◆ AIM OF THE EXERCISE: Where the word "dimensionless" occurs in a line, return that line.

◆ PROVIDED DATA:

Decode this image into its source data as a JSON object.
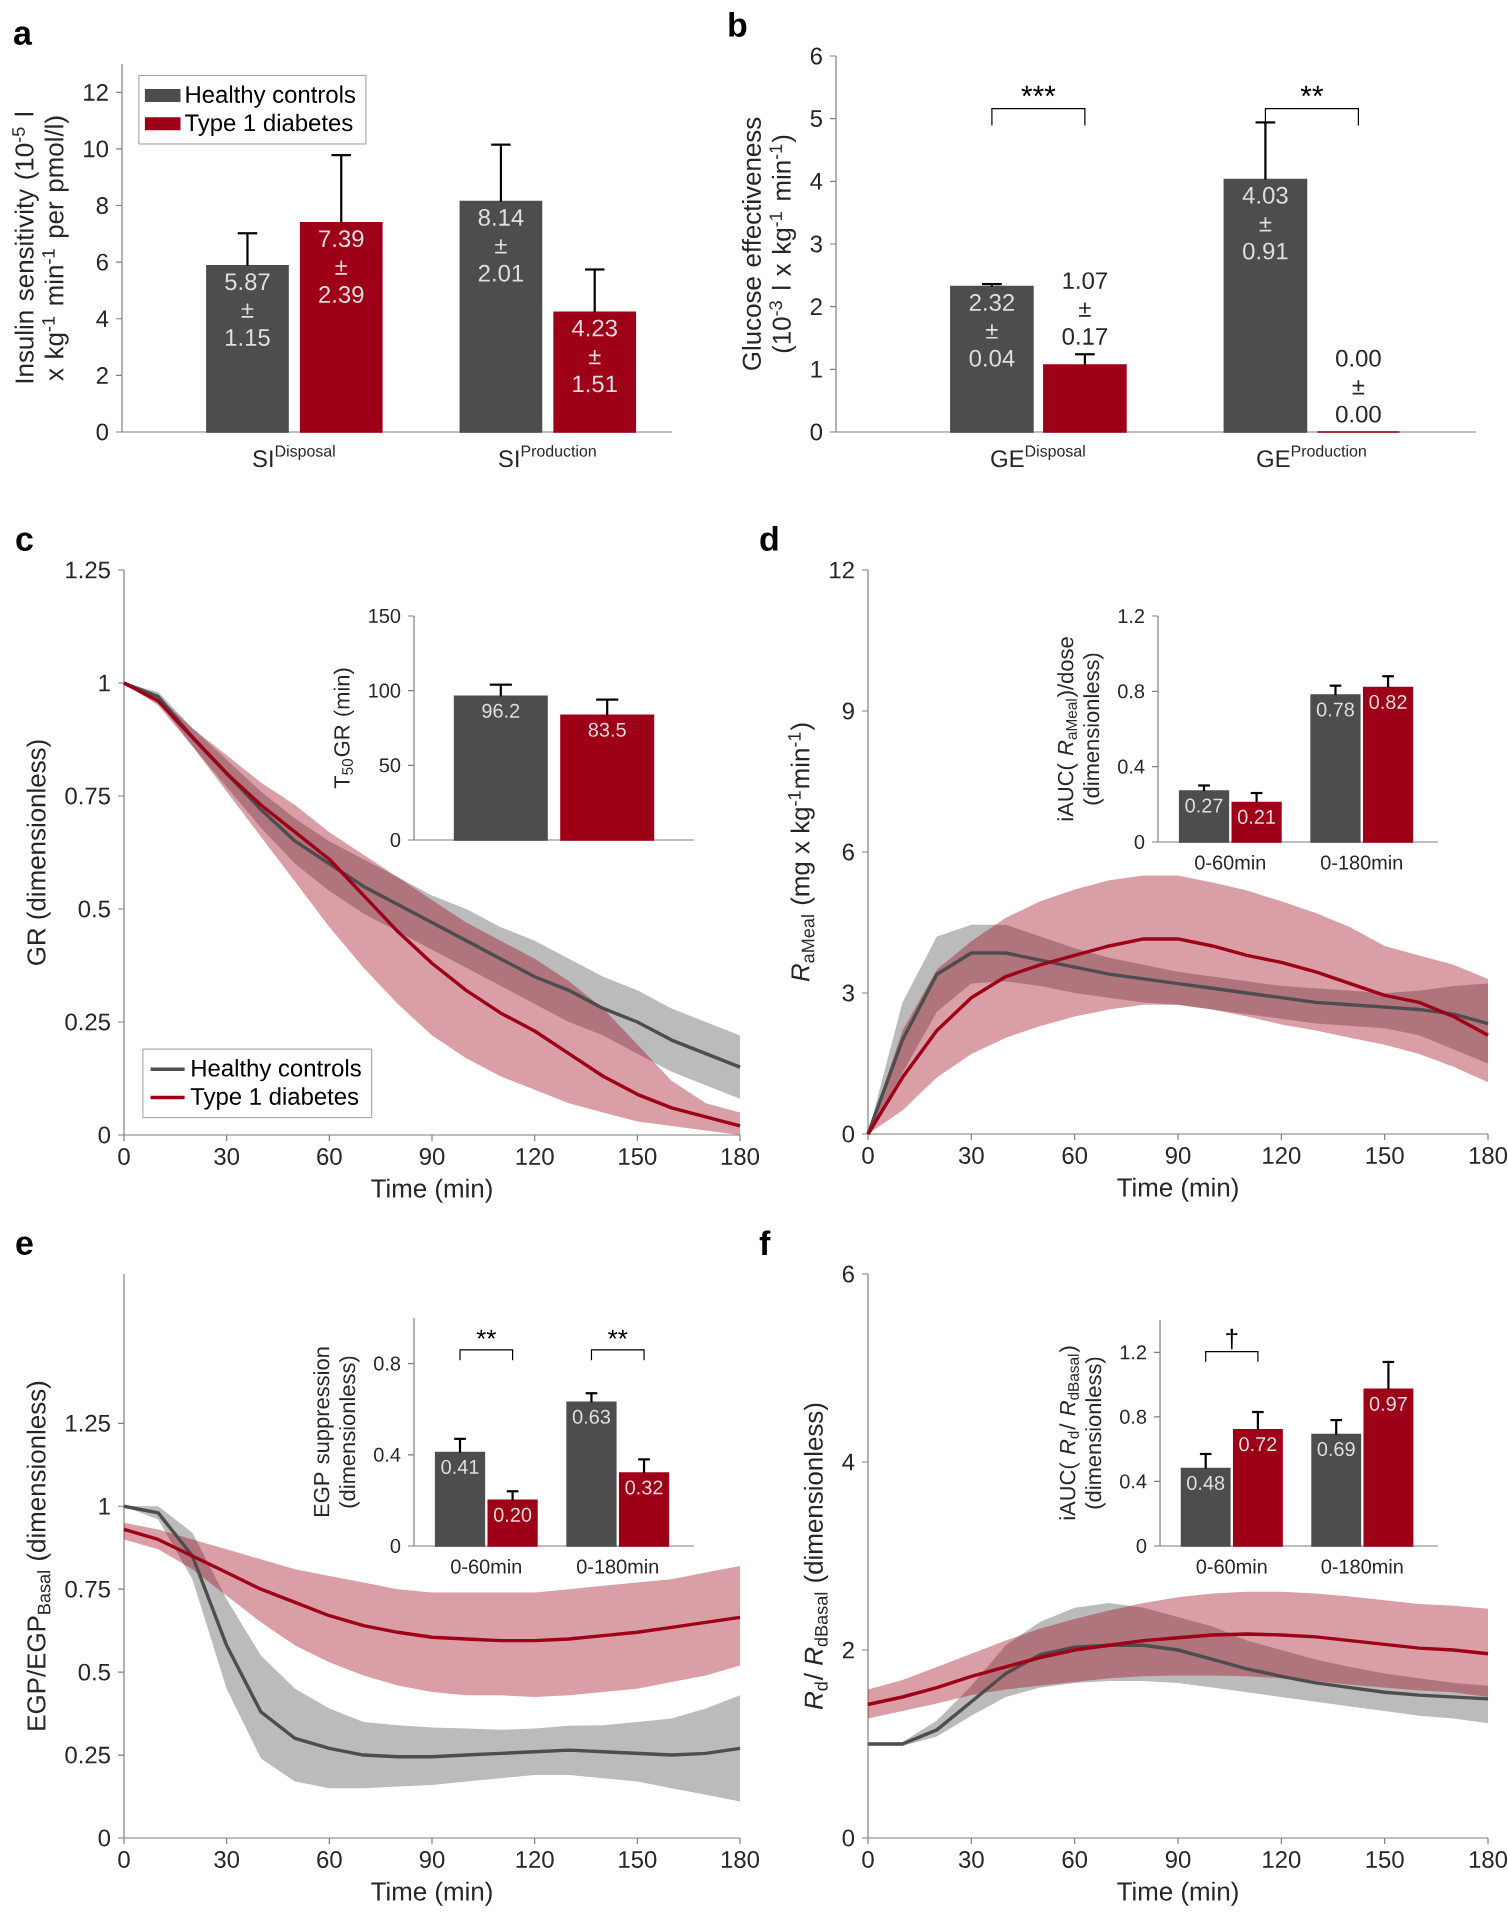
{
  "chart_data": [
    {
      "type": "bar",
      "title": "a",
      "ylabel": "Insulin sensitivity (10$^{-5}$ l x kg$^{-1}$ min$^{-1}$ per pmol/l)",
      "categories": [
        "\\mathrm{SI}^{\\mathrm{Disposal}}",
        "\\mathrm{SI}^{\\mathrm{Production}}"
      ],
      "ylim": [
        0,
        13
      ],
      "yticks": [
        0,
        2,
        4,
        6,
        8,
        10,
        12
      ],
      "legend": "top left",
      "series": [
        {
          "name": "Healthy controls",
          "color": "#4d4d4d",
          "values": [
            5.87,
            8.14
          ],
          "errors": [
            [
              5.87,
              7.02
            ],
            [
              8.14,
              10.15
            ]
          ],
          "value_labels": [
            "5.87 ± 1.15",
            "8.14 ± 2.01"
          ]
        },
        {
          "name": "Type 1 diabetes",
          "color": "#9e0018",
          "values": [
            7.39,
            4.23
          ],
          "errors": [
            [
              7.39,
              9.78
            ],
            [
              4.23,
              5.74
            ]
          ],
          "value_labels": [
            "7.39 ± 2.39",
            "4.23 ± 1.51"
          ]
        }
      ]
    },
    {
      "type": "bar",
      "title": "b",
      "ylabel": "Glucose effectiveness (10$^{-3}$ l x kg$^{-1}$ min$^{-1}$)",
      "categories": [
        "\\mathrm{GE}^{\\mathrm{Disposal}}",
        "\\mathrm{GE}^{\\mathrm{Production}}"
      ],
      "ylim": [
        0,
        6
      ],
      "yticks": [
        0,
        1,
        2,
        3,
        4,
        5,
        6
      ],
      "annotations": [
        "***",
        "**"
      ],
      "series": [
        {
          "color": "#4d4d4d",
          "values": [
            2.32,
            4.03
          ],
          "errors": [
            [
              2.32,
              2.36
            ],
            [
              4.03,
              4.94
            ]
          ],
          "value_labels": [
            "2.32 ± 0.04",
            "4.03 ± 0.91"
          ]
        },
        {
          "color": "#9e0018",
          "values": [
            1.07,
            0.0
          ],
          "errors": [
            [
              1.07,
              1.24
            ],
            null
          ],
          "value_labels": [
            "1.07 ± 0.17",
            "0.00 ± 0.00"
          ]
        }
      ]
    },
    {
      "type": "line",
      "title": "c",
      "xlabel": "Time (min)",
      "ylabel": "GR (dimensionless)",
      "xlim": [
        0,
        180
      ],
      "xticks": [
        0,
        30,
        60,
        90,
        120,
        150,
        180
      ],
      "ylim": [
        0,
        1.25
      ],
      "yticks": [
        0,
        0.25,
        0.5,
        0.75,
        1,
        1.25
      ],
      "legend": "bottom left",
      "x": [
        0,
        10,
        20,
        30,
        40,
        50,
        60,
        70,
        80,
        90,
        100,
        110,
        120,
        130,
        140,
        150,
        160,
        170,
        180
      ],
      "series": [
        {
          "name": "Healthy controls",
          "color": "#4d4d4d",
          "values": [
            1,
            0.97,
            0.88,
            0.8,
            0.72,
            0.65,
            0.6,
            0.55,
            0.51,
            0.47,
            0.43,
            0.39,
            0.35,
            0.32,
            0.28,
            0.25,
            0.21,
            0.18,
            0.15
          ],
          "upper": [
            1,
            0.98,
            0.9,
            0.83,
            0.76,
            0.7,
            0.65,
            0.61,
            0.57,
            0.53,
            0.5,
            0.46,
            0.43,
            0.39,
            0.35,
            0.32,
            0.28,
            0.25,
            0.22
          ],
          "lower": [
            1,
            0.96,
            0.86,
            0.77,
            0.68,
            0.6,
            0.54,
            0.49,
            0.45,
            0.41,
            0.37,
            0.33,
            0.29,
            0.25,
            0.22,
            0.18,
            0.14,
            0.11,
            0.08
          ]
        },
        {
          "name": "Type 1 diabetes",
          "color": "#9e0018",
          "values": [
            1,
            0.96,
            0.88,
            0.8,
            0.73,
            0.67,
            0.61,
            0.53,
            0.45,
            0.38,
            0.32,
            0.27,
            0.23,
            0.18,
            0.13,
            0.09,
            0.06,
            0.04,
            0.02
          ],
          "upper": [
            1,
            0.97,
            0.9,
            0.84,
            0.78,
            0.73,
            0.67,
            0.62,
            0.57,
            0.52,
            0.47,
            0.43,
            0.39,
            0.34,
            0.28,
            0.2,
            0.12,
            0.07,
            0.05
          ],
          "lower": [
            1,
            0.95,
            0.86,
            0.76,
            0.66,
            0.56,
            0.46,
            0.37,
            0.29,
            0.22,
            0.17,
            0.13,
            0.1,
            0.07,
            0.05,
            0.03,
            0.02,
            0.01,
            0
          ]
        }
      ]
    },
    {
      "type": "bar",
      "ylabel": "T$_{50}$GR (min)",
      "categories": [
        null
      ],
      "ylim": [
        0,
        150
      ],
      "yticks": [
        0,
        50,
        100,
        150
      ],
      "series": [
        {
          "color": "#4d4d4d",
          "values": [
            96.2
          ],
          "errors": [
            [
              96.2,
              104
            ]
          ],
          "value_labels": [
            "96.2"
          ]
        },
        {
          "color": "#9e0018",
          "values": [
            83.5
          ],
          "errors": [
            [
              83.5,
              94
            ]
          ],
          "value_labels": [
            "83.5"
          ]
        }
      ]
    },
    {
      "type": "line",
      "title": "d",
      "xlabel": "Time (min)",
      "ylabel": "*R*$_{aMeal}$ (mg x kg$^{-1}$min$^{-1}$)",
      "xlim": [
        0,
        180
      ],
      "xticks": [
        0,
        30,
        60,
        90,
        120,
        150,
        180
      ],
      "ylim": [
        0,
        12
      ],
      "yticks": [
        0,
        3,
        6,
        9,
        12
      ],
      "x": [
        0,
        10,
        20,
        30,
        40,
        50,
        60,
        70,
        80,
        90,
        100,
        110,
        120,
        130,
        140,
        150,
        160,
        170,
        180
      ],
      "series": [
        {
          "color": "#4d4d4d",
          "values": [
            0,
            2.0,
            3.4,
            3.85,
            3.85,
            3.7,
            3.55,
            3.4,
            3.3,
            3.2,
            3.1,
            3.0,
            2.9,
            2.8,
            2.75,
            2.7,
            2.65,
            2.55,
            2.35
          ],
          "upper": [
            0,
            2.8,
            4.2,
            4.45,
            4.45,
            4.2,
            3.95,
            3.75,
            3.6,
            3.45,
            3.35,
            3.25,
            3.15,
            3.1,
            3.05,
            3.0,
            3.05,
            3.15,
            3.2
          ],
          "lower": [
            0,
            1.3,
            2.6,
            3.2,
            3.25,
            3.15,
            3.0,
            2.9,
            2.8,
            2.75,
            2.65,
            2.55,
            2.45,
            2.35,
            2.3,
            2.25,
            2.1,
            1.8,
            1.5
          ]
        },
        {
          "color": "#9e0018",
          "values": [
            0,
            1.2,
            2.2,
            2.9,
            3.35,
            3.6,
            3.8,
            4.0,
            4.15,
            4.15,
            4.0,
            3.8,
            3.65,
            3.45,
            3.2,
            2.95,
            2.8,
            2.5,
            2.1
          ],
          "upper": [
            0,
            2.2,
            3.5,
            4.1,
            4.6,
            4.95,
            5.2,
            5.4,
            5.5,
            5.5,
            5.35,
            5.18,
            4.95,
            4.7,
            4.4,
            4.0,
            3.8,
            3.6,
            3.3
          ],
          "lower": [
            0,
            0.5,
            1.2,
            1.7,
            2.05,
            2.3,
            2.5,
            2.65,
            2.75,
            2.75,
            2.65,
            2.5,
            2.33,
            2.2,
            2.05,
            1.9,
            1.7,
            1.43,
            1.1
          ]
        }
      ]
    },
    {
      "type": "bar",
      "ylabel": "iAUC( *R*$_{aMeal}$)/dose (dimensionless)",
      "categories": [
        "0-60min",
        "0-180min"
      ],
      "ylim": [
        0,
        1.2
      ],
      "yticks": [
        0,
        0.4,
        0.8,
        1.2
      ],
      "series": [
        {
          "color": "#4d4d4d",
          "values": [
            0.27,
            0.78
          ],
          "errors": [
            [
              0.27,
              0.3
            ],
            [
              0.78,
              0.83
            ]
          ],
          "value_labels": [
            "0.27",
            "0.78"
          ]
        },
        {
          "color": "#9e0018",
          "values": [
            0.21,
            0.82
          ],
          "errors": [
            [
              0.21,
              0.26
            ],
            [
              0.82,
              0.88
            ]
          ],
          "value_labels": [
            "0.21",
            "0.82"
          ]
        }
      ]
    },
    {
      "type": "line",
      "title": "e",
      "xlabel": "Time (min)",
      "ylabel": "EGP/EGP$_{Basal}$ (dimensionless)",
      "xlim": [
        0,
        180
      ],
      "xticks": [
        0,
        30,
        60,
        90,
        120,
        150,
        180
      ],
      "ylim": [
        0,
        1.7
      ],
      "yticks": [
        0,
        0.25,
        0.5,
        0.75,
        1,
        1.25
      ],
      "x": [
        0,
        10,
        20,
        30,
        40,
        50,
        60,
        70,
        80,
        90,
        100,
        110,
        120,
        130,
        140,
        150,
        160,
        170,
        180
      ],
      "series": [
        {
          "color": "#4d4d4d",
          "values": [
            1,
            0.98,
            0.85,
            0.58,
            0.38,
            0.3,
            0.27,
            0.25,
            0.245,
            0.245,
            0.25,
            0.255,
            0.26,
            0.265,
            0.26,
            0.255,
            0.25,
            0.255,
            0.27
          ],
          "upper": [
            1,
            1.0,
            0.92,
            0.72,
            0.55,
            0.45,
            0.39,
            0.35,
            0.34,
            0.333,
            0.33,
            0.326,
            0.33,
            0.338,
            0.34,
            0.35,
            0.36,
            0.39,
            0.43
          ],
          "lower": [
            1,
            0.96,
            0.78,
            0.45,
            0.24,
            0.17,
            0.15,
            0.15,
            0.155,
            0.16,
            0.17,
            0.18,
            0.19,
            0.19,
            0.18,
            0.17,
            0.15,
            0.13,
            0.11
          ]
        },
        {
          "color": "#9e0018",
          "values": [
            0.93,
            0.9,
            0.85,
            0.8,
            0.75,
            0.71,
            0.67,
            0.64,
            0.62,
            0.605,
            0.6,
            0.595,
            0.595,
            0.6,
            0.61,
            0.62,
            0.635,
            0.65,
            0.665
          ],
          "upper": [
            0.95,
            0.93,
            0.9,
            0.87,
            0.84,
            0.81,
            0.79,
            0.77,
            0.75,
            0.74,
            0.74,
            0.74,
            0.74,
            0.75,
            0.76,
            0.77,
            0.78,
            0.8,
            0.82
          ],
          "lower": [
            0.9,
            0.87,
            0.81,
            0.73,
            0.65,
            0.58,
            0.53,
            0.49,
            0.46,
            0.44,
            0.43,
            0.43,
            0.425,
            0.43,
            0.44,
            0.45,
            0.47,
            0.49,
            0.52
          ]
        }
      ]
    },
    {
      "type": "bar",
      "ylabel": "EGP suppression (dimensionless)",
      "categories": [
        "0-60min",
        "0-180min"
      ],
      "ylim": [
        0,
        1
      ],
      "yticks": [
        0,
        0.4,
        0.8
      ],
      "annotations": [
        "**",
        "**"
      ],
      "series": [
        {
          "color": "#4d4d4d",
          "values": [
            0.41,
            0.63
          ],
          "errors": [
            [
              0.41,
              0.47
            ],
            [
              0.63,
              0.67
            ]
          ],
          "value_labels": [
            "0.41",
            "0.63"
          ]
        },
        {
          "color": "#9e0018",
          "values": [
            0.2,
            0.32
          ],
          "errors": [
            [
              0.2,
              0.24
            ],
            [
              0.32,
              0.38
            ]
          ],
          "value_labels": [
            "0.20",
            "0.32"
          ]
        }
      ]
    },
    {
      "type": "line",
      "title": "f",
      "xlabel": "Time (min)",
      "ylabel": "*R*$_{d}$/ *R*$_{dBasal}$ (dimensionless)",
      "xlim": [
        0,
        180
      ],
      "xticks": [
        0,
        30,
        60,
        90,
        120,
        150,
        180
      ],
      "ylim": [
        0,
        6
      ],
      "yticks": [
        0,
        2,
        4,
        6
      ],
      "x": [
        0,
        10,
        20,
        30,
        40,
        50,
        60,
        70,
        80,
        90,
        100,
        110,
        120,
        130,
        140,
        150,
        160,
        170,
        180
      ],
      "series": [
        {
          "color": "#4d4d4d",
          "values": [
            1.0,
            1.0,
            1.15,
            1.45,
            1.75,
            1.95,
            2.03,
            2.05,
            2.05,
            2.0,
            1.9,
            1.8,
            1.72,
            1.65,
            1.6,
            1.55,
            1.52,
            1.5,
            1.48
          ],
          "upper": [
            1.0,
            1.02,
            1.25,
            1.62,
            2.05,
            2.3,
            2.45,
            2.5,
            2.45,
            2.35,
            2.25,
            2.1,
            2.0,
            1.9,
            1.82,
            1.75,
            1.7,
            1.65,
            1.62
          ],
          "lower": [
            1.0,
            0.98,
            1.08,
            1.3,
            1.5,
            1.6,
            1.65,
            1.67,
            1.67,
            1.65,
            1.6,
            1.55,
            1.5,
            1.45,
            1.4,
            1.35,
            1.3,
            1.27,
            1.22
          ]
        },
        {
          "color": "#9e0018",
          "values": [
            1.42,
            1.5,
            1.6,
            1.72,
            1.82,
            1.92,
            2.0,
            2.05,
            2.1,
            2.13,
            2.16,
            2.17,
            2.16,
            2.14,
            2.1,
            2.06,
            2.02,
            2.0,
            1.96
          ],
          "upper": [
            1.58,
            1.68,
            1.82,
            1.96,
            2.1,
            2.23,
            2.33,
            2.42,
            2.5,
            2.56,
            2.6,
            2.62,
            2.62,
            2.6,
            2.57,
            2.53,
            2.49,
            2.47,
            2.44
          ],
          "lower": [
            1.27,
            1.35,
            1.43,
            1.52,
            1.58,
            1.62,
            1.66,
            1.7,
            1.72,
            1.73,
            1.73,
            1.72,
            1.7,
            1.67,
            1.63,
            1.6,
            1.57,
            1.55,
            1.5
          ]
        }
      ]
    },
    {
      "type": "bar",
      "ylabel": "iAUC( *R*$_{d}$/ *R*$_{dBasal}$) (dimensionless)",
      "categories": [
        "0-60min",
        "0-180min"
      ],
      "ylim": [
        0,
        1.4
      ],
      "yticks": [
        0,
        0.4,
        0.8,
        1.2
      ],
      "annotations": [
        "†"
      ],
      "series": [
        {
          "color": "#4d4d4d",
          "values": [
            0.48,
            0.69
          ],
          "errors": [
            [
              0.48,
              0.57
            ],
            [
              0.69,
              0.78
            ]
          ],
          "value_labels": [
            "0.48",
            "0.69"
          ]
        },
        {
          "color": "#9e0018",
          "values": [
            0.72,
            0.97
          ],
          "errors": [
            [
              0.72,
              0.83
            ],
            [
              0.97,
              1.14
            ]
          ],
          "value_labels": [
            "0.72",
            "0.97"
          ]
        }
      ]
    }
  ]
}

◆ REPLY:
      "ylabel": "GR (dimensionless)",
      "ylabel": "iAUC( *R*$_{aMeal}$)/dose (dimensionless)",
      "ylabel": "EGP/EGP$_{Basal}$ (dimensionless)",
      "ylabel": "EGP suppression (dimensionless)",
      "ylabel": "*R*$_{d}$/ *R*$_{dBasal}$ (dimensionless)",
      "ylabel": "iAUC( *R*$_{d}$/ *R*$_{dBasal}$) (dimensionless)",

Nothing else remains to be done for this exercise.